> [Work to be completed]: Please show every line from the entries that carries the word "JSON".

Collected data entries

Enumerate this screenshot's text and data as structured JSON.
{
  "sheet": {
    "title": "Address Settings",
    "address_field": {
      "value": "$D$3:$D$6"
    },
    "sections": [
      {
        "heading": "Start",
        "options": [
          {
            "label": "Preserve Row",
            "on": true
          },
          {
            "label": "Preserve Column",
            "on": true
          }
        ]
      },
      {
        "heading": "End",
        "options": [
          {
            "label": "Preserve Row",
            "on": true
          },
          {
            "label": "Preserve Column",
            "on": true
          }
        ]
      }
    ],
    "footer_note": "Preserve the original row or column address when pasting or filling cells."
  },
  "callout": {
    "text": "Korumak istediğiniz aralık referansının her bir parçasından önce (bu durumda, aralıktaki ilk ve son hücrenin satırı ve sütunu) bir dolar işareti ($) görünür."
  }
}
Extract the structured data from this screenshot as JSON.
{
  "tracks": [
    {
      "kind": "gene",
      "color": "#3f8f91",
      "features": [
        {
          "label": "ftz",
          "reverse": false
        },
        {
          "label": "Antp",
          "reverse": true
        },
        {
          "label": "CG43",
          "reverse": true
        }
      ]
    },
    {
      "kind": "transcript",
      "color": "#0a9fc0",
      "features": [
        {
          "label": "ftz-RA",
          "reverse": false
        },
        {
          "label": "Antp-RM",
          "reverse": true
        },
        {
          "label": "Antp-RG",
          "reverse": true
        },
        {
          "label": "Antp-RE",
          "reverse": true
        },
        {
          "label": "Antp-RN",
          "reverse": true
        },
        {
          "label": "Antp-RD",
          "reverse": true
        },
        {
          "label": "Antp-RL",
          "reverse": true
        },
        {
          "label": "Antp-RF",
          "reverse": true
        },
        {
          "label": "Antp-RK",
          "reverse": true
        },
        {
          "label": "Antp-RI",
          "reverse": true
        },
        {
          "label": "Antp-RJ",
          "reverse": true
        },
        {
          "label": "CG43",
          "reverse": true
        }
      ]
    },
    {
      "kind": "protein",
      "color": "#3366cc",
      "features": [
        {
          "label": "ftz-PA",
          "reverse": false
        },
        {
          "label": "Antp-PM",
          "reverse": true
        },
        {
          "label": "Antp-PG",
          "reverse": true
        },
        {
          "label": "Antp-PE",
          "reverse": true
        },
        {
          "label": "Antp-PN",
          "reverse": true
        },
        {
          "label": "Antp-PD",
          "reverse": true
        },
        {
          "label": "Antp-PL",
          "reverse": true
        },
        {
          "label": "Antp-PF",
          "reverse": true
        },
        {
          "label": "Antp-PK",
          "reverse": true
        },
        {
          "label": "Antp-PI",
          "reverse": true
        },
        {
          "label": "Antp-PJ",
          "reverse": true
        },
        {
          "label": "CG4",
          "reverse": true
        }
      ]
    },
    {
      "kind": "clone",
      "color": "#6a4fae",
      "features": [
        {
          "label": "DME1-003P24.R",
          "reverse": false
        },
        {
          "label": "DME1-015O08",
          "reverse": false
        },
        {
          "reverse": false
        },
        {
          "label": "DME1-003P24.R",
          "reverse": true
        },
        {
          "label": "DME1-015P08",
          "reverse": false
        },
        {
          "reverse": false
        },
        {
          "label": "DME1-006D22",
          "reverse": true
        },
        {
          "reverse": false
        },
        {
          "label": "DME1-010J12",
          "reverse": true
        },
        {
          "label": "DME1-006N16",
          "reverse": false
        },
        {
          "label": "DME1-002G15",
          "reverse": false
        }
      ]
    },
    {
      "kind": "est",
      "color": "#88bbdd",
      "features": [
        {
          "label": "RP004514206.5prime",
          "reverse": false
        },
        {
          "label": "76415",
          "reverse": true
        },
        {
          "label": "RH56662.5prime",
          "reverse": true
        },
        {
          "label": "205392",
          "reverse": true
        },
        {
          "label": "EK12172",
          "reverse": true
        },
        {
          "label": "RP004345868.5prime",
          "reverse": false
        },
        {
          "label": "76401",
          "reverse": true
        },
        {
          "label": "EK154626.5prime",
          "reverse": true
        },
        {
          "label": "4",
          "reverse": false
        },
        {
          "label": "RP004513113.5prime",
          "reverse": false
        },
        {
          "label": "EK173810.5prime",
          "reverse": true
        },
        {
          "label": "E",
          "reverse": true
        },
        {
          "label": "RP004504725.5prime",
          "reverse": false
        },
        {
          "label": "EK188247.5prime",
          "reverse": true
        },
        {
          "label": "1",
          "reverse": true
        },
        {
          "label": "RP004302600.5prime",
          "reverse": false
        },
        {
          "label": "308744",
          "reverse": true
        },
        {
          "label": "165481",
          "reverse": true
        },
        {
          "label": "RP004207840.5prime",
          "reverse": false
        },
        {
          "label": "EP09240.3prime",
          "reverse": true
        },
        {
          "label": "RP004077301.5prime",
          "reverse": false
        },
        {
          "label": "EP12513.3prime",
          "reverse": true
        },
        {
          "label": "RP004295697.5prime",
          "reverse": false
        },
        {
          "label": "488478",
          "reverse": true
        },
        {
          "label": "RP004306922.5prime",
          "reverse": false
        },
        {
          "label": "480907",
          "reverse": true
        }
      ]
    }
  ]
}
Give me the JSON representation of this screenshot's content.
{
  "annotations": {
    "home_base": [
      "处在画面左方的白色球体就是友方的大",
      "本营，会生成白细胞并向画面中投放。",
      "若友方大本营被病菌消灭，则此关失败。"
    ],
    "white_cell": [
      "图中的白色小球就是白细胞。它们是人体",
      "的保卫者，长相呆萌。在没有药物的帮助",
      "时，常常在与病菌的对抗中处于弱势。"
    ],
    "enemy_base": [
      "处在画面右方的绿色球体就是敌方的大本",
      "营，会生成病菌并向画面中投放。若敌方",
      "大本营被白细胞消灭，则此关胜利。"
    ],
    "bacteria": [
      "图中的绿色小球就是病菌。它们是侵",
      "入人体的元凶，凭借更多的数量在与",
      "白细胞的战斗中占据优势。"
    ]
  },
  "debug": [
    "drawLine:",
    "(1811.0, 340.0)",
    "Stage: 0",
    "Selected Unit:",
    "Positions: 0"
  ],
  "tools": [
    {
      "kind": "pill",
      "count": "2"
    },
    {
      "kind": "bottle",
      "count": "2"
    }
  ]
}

> [Written reply]:
Enumerate this screenshot's text and data as structured JSON.
Extract the structured data from this screenshot as JSON.
Give me the JSON representation of this screenshot's content.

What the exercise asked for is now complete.